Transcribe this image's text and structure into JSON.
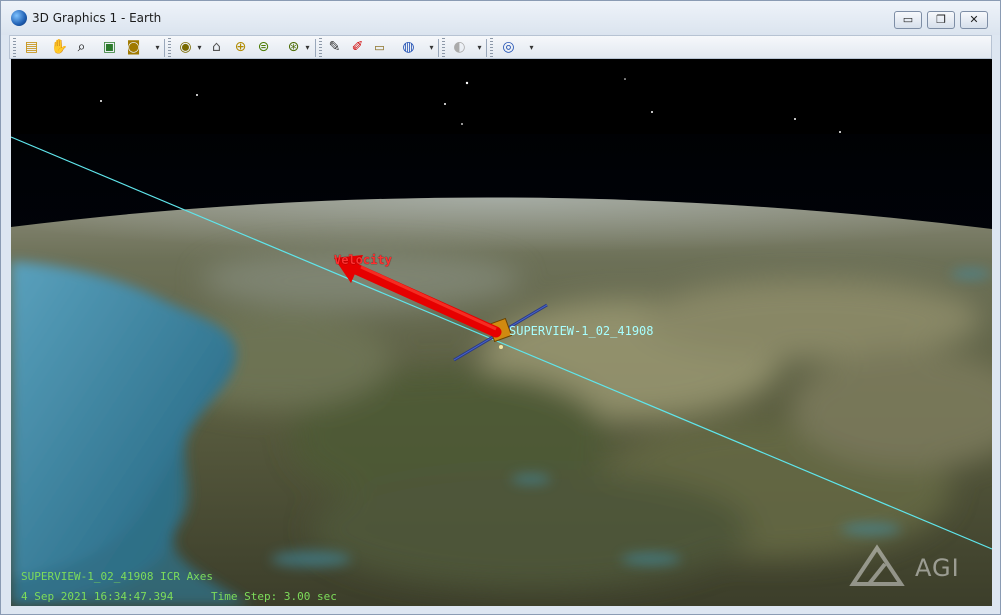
{
  "window": {
    "title": "3D Graphics 1 - Earth",
    "buttons": {
      "minimize": "▭",
      "restore": "❐",
      "close": "✕"
    }
  },
  "toolbar": {
    "icons": [
      "properties-icon",
      "pan-icon",
      "zoom-icon",
      "view-from-to-icon",
      "snapshot-icon",
      "eye-orbit-icon",
      "home-view-icon",
      "view-north-icon",
      "view-top-icon",
      "reset-view-icon",
      "measure-pen-icon",
      "pen-red-icon",
      "ruler-icon",
      "globe-manager-icon",
      "fog-icon",
      "map-window-icon"
    ]
  },
  "scene": {
    "satellite_label": "SUPERVIEW-1_02_41908",
    "vector_label": "Velocity",
    "axes_label": "SUPERVIEW-1_02_41908 ICR Axes",
    "datetime": "4 Sep 2021 16:34:47.394",
    "time_step": "Time Step: 3.00 sec",
    "logo": "AGI",
    "colors": {
      "orbit_line": "#5fe6ec",
      "velocity_vector": "#e60000",
      "overlay_text": "#7ddc5a",
      "label_text": "#a8ffff"
    }
  }
}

##############################

Take the listing above and restate it word for word, without its pictures.

## Answer to the task
Transcribe this image's text and structure into JSON.
{
  "window": {
    "title": "3D Graphics 1 - Earth",
    "buttons": {
      "minimize": "▭",
      "restore": "❐",
      "close": "✕"
    }
  },
  "toolbar": {
    "icons": [
      "properties-icon",
      "pan-icon",
      "zoom-icon",
      "view-from-to-icon",
      "snapshot-icon",
      "eye-orbit-icon",
      "home-view-icon",
      "view-north-icon",
      "view-top-icon",
      "reset-view-icon",
      "measure-pen-icon",
      "pen-red-icon",
      "ruler-icon",
      "globe-manager-icon",
      "fog-icon",
      "map-window-icon"
    ]
  },
  "scene": {
    "satellite_label": "SUPERVIEW-1_02_41908",
    "vector_label": "Velocity",
    "axes_label": "SUPERVIEW-1_02_41908 ICR Axes",
    "datetime": "4 Sep 2021 16:34:47.394",
    "time_step": "Time Step: 3.00 sec",
    "logo": "AGI",
    "colors": {
      "orbit_line": "#5fe6ec",
      "velocity_vector": "#e60000",
      "overlay_text": "#7ddc5a",
      "label_text": "#a8ffff"
    }
  }
}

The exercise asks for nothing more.